**The task:**
The entries below contain pictures. Retype everything except those pictures, exactly as given.

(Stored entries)
***

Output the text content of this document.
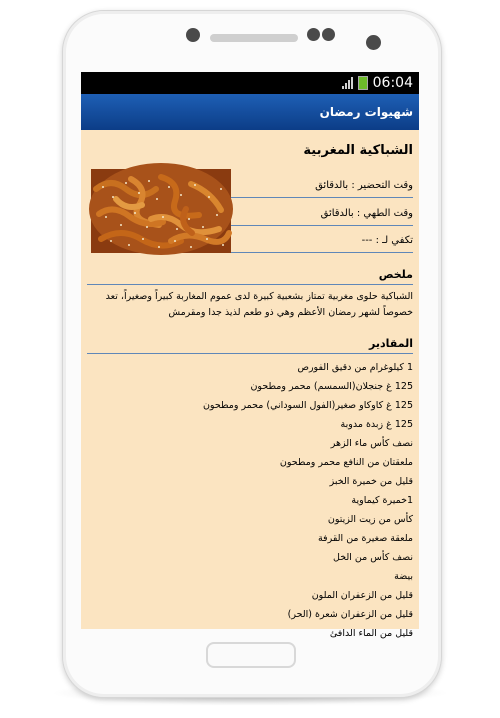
06:04
شهيوات رمضان
الشباكية المغربية
وقت التحضير : بالدقائق
وقت الطهي : بالدقائق
تكفي لـ : ---
ملخص
الشباكية حلوى مغربية تمتاز بشعبية كبيرة لدى عموم المغاربة كبيراً وصغيراً، تعد خصوصاً لشهر رمضان الأعظم وهي ذو طعم لذيذ جدا ومقرمش
المقادير
1 كيلوغرام من دقيق الفورص
125 غ جنجلان(السمسم) محمر ومطحون
125 غ كاوكاو صغير(الفول السوداني) محمر ومطحون
125 غ زبدة مدوبة
نصف كأس ماء الزهر
ملعقتان من النافع محمر ومطحون
قليل من خميرة الخبز
1خميرة كيماوية
كأس من زيت الزيتون
ملعقة صغيرة من القرفة
نصف كأس من الخل
بيضة
قليل من الزعفران الملون
قليل من الزعفران شعرة (الحر)
قليل من الماء الدافئ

***

**Response below:**
Output the text content of this document.
06:04
شهيوات رمضان
الشباكية المغربية
وقت التحضير : بالدقائق
وقت الطهي : بالدقائق
تكفي لـ : ---
ملخص
الشباكية حلوى مغربية تمتاز بشعبية كبيرة لدى عموم المغاربة كبيراً وصغيراً، تعد خصوصاً لشهر رمضان الأعظم وهي ذو طعم لذيذ جدا ومقرمش
المقادير
1 كيلوغرام من دقيق الفورص
125 غ جنجلان(السمسم) محمر ومطحون
125 غ كاوكاو صغير(الفول السوداني) محمر ومطحون
125 غ زبدة مدوبة
نصف كأس ماء الزهر
ملعقتان من النافع محمر ومطحون
قليل من خميرة الخبز
1خميرة كيماوية
كأس من زيت الزيتون
ملعقة صغيرة من القرفة
نصف كأس من الخل
بيضة
قليل من الزعفران الملون
قليل من الزعفران شعرة (الحر)
قليل من الماء الدافئ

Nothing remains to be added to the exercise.